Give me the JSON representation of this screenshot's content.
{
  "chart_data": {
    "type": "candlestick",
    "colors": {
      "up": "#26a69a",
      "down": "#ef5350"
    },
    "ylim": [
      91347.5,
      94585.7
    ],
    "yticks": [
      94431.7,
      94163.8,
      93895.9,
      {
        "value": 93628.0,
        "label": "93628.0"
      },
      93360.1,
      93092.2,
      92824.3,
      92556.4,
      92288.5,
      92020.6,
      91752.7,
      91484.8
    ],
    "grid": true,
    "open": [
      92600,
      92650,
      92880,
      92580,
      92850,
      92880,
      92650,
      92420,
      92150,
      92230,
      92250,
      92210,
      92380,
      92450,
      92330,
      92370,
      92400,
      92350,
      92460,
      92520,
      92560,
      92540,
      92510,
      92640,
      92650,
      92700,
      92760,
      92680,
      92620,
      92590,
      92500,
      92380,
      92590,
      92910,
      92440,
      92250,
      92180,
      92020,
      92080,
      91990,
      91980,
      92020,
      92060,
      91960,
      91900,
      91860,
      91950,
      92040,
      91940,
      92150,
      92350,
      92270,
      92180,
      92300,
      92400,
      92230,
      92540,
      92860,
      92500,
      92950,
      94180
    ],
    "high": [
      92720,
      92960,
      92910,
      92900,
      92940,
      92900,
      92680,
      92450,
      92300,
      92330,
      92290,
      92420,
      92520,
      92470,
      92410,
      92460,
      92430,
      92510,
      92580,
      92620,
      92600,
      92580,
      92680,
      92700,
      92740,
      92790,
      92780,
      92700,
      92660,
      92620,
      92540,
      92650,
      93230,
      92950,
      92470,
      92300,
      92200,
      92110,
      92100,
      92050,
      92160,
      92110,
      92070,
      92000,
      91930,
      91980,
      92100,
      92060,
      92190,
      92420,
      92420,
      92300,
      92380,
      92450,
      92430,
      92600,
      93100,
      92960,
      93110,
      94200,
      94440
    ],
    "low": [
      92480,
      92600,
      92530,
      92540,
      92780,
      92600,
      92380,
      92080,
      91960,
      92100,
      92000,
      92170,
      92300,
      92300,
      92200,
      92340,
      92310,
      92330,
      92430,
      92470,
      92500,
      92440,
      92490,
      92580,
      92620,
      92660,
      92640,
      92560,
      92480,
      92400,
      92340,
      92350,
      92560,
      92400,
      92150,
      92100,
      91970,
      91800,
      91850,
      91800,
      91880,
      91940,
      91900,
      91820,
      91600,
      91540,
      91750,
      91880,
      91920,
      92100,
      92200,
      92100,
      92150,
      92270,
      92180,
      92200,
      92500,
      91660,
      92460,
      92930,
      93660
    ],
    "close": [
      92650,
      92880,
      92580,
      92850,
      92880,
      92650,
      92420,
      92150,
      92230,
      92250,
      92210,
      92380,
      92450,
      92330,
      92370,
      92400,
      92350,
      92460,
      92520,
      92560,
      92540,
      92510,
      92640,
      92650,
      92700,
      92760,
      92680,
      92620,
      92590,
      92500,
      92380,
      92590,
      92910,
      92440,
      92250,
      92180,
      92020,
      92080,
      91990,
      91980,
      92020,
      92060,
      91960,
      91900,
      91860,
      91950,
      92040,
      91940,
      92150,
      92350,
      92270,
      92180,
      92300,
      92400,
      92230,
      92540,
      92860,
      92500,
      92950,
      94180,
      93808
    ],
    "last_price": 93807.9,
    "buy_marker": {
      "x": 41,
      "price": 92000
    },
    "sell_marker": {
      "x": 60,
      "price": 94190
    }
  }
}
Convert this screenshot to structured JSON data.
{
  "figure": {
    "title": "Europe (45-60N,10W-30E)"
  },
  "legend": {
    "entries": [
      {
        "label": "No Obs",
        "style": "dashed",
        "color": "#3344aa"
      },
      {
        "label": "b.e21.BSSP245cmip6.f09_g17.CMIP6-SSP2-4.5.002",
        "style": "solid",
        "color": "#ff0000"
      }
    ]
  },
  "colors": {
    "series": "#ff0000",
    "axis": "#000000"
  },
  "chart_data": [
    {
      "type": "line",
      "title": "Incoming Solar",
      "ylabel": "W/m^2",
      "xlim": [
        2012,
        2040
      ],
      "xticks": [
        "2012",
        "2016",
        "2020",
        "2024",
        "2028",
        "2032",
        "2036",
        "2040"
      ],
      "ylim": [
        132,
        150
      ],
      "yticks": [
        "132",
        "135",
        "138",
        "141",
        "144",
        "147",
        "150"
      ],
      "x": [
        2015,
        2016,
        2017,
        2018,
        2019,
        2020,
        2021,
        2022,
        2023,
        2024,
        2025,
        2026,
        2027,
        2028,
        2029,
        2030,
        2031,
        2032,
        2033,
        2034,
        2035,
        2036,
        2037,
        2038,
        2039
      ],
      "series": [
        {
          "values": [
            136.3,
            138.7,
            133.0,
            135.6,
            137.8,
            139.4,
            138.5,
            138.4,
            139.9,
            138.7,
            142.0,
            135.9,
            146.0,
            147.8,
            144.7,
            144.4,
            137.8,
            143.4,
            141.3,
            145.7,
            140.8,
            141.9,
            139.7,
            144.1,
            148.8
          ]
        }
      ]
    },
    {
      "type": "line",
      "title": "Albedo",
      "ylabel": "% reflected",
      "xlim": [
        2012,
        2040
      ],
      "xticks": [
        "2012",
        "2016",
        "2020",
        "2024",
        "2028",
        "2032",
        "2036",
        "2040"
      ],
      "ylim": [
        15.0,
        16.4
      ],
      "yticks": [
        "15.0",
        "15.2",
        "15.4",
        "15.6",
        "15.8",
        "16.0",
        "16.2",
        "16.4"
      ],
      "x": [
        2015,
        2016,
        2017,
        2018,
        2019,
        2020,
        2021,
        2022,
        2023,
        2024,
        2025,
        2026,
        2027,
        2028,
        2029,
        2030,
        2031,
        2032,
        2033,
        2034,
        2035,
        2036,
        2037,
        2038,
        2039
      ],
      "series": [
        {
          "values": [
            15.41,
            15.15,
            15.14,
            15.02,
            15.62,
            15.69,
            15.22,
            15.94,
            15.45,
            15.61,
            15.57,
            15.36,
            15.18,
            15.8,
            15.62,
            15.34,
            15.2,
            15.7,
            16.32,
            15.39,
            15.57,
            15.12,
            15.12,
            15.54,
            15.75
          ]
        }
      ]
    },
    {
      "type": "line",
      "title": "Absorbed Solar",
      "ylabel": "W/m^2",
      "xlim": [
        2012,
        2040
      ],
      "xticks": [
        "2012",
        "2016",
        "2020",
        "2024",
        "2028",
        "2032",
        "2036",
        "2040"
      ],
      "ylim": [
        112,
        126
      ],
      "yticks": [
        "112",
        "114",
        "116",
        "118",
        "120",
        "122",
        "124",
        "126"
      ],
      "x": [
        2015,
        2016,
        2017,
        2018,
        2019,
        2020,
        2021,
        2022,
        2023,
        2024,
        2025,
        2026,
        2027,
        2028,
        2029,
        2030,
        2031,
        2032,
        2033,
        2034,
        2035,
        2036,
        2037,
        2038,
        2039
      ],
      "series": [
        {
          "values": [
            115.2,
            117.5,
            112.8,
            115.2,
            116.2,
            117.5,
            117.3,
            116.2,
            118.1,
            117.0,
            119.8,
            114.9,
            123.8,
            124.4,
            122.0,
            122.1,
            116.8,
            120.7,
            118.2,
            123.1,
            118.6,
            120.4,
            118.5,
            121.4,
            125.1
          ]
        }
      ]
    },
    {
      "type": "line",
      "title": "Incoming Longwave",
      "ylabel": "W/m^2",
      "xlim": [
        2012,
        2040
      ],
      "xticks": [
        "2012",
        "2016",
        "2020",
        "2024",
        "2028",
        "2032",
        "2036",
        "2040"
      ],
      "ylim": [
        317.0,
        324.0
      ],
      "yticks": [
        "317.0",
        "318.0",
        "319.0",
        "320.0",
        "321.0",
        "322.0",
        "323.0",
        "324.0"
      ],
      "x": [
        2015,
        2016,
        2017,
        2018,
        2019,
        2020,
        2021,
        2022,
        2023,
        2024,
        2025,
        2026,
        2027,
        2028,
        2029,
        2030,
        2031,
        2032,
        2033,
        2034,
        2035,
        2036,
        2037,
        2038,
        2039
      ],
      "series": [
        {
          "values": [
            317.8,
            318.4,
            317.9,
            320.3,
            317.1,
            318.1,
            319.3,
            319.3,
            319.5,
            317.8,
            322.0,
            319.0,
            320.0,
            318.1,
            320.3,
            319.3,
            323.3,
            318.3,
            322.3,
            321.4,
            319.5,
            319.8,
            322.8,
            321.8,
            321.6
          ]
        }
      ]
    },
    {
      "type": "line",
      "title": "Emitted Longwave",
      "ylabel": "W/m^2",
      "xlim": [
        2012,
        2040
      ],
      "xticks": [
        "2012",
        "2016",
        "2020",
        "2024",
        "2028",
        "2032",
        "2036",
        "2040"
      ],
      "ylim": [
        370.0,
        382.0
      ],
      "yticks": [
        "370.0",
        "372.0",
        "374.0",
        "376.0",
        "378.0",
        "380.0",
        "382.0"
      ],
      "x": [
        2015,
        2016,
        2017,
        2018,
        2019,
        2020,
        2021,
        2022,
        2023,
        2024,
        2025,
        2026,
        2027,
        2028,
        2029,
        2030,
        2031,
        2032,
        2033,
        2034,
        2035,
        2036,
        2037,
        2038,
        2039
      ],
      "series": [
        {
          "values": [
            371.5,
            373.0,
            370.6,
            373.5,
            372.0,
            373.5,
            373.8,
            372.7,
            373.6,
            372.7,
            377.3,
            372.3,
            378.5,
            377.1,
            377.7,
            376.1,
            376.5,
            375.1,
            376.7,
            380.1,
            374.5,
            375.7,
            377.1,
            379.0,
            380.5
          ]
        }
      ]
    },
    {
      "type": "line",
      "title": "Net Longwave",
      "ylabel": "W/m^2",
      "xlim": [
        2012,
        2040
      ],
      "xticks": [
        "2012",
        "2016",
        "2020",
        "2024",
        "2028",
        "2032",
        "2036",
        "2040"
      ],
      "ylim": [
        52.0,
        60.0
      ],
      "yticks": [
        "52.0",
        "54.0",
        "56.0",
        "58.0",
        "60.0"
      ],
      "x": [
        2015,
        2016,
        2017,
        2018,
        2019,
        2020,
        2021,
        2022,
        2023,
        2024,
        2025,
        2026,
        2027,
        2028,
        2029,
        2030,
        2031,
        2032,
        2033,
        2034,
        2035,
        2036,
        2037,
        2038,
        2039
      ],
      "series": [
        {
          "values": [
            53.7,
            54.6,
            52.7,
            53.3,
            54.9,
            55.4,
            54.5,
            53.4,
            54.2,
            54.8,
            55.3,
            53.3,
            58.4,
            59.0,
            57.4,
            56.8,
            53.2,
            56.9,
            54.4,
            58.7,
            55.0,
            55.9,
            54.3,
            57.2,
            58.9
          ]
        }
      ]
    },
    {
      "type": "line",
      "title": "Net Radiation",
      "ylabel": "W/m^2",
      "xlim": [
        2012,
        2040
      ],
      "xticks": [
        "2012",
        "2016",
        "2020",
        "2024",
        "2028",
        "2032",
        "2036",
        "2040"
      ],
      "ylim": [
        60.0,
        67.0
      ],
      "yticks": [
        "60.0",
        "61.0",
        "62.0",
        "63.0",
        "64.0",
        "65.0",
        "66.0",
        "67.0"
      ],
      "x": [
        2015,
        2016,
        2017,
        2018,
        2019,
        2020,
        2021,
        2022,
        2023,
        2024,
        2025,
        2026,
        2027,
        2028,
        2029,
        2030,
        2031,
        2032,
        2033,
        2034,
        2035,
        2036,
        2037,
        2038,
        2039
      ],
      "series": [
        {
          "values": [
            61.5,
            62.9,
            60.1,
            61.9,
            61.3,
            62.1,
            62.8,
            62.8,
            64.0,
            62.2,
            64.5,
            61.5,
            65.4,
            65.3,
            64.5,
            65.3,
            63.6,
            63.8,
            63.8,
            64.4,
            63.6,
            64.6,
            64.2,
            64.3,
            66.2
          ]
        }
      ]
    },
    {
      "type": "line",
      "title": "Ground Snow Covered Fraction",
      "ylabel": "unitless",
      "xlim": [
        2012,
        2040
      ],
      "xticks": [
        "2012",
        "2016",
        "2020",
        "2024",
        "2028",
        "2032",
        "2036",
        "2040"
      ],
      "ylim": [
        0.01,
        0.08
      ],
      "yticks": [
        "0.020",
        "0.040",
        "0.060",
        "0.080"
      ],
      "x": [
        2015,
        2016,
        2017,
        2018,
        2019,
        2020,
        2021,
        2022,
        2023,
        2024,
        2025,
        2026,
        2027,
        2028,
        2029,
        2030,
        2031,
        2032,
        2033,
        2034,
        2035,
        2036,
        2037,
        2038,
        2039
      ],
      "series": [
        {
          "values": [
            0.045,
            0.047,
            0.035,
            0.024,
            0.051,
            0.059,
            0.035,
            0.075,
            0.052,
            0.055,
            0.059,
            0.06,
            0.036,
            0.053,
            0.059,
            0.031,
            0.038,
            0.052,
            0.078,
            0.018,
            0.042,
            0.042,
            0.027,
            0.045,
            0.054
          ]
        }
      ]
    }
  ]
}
....
- Task goal
From the listing above, collect every line that mentions the word "title".

- Answer
    "title": "Europe (45-60N,10W-30E)"
      "title": "Incoming Solar",
      "title": "Albedo",
      "title": "Absorbed Solar",
      "title": "Incoming Longwave",
      "title": "Emitted Longwave",
      "title": "Net Longwave",
      "title": "Net Radiation",
      "title": "Ground Snow Covered Fraction",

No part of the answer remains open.